Aim of the exercise —
In the entries below, find every line with "Diom" and copy it.
::::::
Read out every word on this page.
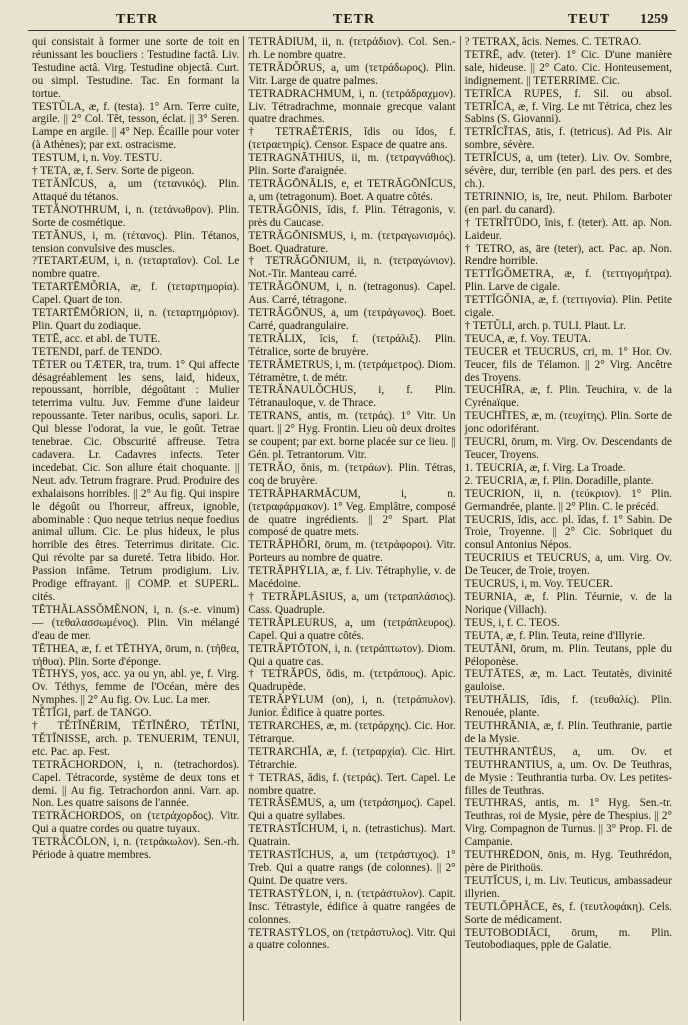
TETR	TETR	TEUT 1259

qui consistait à former une sorte de toit en réunissant les boucliers : Testudine factâ. Liv. Testudine actâ. Virg. Testudine objectâ. Curt. ou simpl. Testudine. Tac. En formant la tortue.

TESTŬLA, æ, f. (testa). 1° Arn. Terre cuite, argile. || 2° Col. Têt, tesson, éclat. || 3° Seren. Lampe en argile. || 4° Nep. Écaille pour voter (à Athènes); par ext. ostracisme.

TESTUM, i, n. Voy. TESTU.

† TETA, æ, f. Serv. Sorte de pigeon.

TETĂNĬCUS, a, um (τετανικός). Plin. Attaqué du tétanos.

TETĂNOTHRUM, i, n. (τετάνωθρον). Plin. Sorte de cosmétique.

TETĂNUS, i, m. (τέτανος). Plin. Tétanos, tension convulsive des muscles.

?TETARTÆUM, i, n. (τεταρταῖον). Col. Le nombre quatre.

TETARTĒMŎRIA, æ, f. (τεταρτημορία). Capel. Quart de ton.

TETARTĒMŎRION, ii, n. (τεταρτημόριον). Plin. Quart du zodiaque.

TETĒ, acc. et abl. de TUTE.

TETENDI, parf. de TENDO.

TĒTER ou TÆTER, tra, trum. 1° Qui affecte désagréablement les sens, laid, hideux, repoussant, horrible, dégoûtant : Mulier teterrima vultu. Juv. Femme d'une laideur repoussante. Teter naribus, oculis, sapori. Lr. Qui blesse l'odorat, la vue, le goût. Tetrae tenebrae. Cic. Obscurité affreuse. Tetra cadavera. Lr. Cadavres infects. Teter incedebat. Cic. Son allure était choquante. || Neut. adv. Tetrum fragrare. Prud. Produire des exhalaisons horribles. || 2° Au fig. Qui inspire le dégoût ou l'horreur, affreux, ignoble, abominable : Quo neque tetrius neque foedius animal ullum. Cic. Le plus hideux, le plus horrible des êtres. Teterrimus diritate. Cic. Qui révolte par sa dureté. Tetra libido. Hor. Passion infâme. Tetrum prodigium. Liv. Prodige effrayant. || COMP. et SUPERL. cités.

TĒTHĂLASSŎMĔNON, i, n. (s.-e. vinum) — (τεθαλασσωμένος). Plin. Vin mélangé d'eau de mer.

TĒTHEA, æ, f. et TĒTHYA, ōrum, n. (τήθεα, τήθυα). Plin. Sorte d'éponge.

TĒTHYS, yos, acc. ya ou yn, abl. ye, f. Virg. Ov. Téthys, femme de l'Océan, mère des Nymphes. || 2° Au fig. Ov. Luc. La mer.

TĔTĬGI, parf. de TANGO.

† TĔTĬNĔRIM, TĔTĬNĔRO, TĔTĬNI, TĔTĬNISSE, arch. p. TENUERIM, TENUI, etc. Pac. ap. Fest.

TETRĂCHORDON, i, n. (tetrachordos). Capel. Tétracorde, système de deux tons et demi. || Au fig. Tetrachordon anni. Varr. ap. Non. Les quatre saisons de l'année.

TETRĂCHORDOS, on (τετράχορδος). Vitr. Qui a quatre cordes ou quatre tuyaux.

TETRĂCŌLON, i, n. (τετράκωλον). Sen.-rh. Période à quatre membres.

TETRĂDIUM, ii, n. (τετράδιον). Col. Sen.-rh. Le nombre quatre.

TETRĂDŎRUS, a, um (τετράδωρος). Plin. Vitr. Large de quatre palmes.

TETRADRACHMUM, i, n. (τετράδραχμον). Liv. Tétradrachme, monnaie grecque valant quatre drachmes.

† TETRAĔTĒRIS, ĭdis ou ĭdos, f. (τετραετηρίς). Censor. Espace de quatre ans.

TETRAGNĀTHIUS, ii, m. (τετραγνάθιος). Plin. Sorte d'araignée.

TETRĂGŌNĀLIS, e, et TETRĂGŌNĬCUS, a, um (tetragonum). Boet. A quatre côtés.

TETRĂGŌNIS, ĭdis, f. Plin. Tétragonis, v. près du Caucase.

TETRĂGŌNISMUS, i, m. (τετραγωνισμός). Boet. Quadrature.

† TETRĂGŌNIUM, ii, n. (τετραγώνιον). Not.-Tir. Manteau carré.

TETRĂGŌNUM, i, n. (tetragonus). Capel. Aus. Carré, tétragone.

TETRĂGŌNUS, a, um (τετράγωνος). Boet. Carré, quadrangulaire.

TETRĂLIX, ĭcis, f. (τετράλιξ). Plin. Tétralice, sorte de bruyère.

TETRĂMETRUS, i, m. (τετράμετρος). Diom. Tétramètre, t. de métr.

TETRĂNAULŎCHUS, i, f. Plin. Tétranauloque, v. de Thrace.

TETRANS, antis, m. (τετράς). 1° Vitr. Un quart. || 2° Hyg. Frontin. Lieu où deux droites se coupent; par ext. borne placée sur ce lieu. || Gén. pl. Tetrantorum. Vitr.

TETRĂO, ŏnis, m. (τετράων). Plin. Tétras, coq de bruyère.

TETRĂPHARMĂCUM, i, n. (τετραφάρμακον). 1° Veg. Emplâtre, composé de quatre ingrédients. || 2° Spart. Plat composé de quatre mets.

TETRĂPHŎRI, ōrum, m. (τετράφοροι). Vitr. Porteurs au nombre de quatre.

TETRĂPHȲLIA, æ, f. Liv. Tétraphylie, v. de Macédoine.

† TETRĂPLĀSIUS, a, um (τετραπλάσιος). Cass. Quadruple.

TETRĂPLEURUS, a, um (τετράπλευρος). Capel. Qui a quatre côtés.

TETRĂPTŌTON, i, n. (τετράπτωτον). Diom. Qui a quatre cas.

† TETRĂPŪS, ŏdis, m. (τετράπους). Apic. Quadrupède.

TETRĂPȲLUM (on), i, n. (τετράπυλον). Junior. Édifice à quatre portes.

TETRARCHES, æ, m. (τετράρχης). Cic. Hor. Tétrarque.

TETRARCHĬA, æ, f. (τετραρχία). Cic. Hirt. Tétrarchie.

† TETRAS, ădis, f. (τετράς). Tert. Capel. Le nombre quatre.

TETRĂSĒMUS, a, um (τετράσημος). Capel. Qui a quatre syllabes.

TETRASTĬCHUM, i, n. (tetrastichus). Mart. Quatrain.

TETRASTĬCHUS, a, um (τετράστιχος). 1° Treb. Qui a quatre rangs (de colonnes). || 2° Quint. De quatre vers.

TETRASTȲLON, i, n. (τετράστυλον). Capit. Insc. Tétrastyle, édifice à quatre rangées de colonnes.

TETRASTȲLOS, on (τετράστυλος). Vitr. Qui a quatre colonnes.

? TETRAX, ăcis. Nemes. C. TETRAO.

TETRĒ, adv. (teter). 1° Cic. D'une manière sale, hideuse. || 2° Cato. Cic. Honteusement, indignement. || TETERRIME. Cic.

TETRĬCA RUPES, f. Sil. ou absol. TETRĬCA, æ, f. Virg. Le mt Tétrica, chez les Sabins (S. Giovanni).

TETRĬCĬTAS, ātis, f. (tetricus). Ad Pis. Air sombre, sévère.

TETRĬCUS, a, um (teter). Liv. Ov. Sombre, sévère, dur, terrible (en parl. des pers. et des ch.).

TETRINNIO, is, īre, neut. Philom. Barboter (en parl. du canard).

† TETRĬTŪDO, ĭnis, f. (teter). Att. ap. Non. Laideur.

† TETRO, as, āre (teter), act. Pac. ap. Non. Rendre horrible.

TETTĬGŎMETRA, æ, f. (τεττιγομήτρα). Plin. Larve de cigale.

TETTĬGŎNIA, æ, f. (τεττιγονία). Plin. Petite cigale.

† TETŬLI, arch. p. TULI. Plaut. Lr.

TEUCA, æ, f. Voy. TEUTA.

TEUCER et TEUCRUS, cri, m. 1° Hor. Ov. Teucer, fils de Télamon. || 2° Virg. Ancêtre des Troyens.

TEUCHĪRA, æ, f. Plin. Teuchira, v. de la Cyrénaïque.

TEUCHĪTES, æ, m. (τευχίτης). Plin. Sorte de jonc odoriférant.

TEUCRI, ōrum, m. Virg. Ov. Descendants de Teucer, Troyens.

1. TEUCRIA, æ, f. Virg. La Troade.

2. TEUCRIA, æ, f. Plin. Doradille, plante.

TEUCRION, ii, n. (τεύκριον). 1° Plin. Germandrée, plante. || 2° Plin. C. le précéd.

TEUCRIS, ĭdis, acc. pl. ĭdas, f. 1° Sabin. De Troie, Troyenne. || 2° Cic. Sobriquet du consul Antonius Népos.

TEUCRIUS et TEUCRUS, a, um. Virg. Ov. De Teucer, de Troie, troyen.

TEUCRUS, i, m. Voy. TEUCER.

TEURNIA, æ, f. Plin. Téurnie, v. de la Norique (Villach).

TEUS, i, f. C. TEOS.

TEUTA, æ, f. Plin. Teuta, reine d'Illyrie.

TEUTĀNI, ōrum, m. Plin. Teutans, pple du Péloponèse.

TEUTĀTES, æ, m. Lact. Teutatès, divinité gauloise.

TEUTHĀLIS, ĭdis, f. (τευθαλίς). Plin. Renouée, plante.

TEUTHRĀNIA, æ, f. Plin. Teuthranie, partie de la Mysie.

TEUTHRANTĒUS, a, um. Ov. et TEUTHRANTIUS, a, um. Ov. De Teuthras, de Mysie : Teuthrantia turba. Ov. Les petites-filles de Teuthras.

TEUTHRAS, antis, m. 1° Hyg. Sen.-tr. Teuthras, roi de Mysie, père de Thespius. || 2° Virg. Compagnon de Turnus. || 3° Prop. Fl. de Campanie.

TEUTHRĒDON, ōnis, m. Hyg. Teuthrédon, père de Pirithoüs.

TEUTĬCUS, i, m. Liv. Teuticus, ambassadeur illyrien.

TEUTLŎPHĂCE, ēs, f. (τευτλοφάκη). Cels. Sorte de médicament.

TEUTOBODIĀCI, ōrum, m. Plin. Teutobodiaques, pple de Galatie.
::::::
Written response —
TETRĂMETRUS, i, m. (τετράμετρος). Diom. Tétramètre, t. de métr.
TETRĂPTŌTON, i, n. (τετράπτωτον). Diom. Qui a quatre cas.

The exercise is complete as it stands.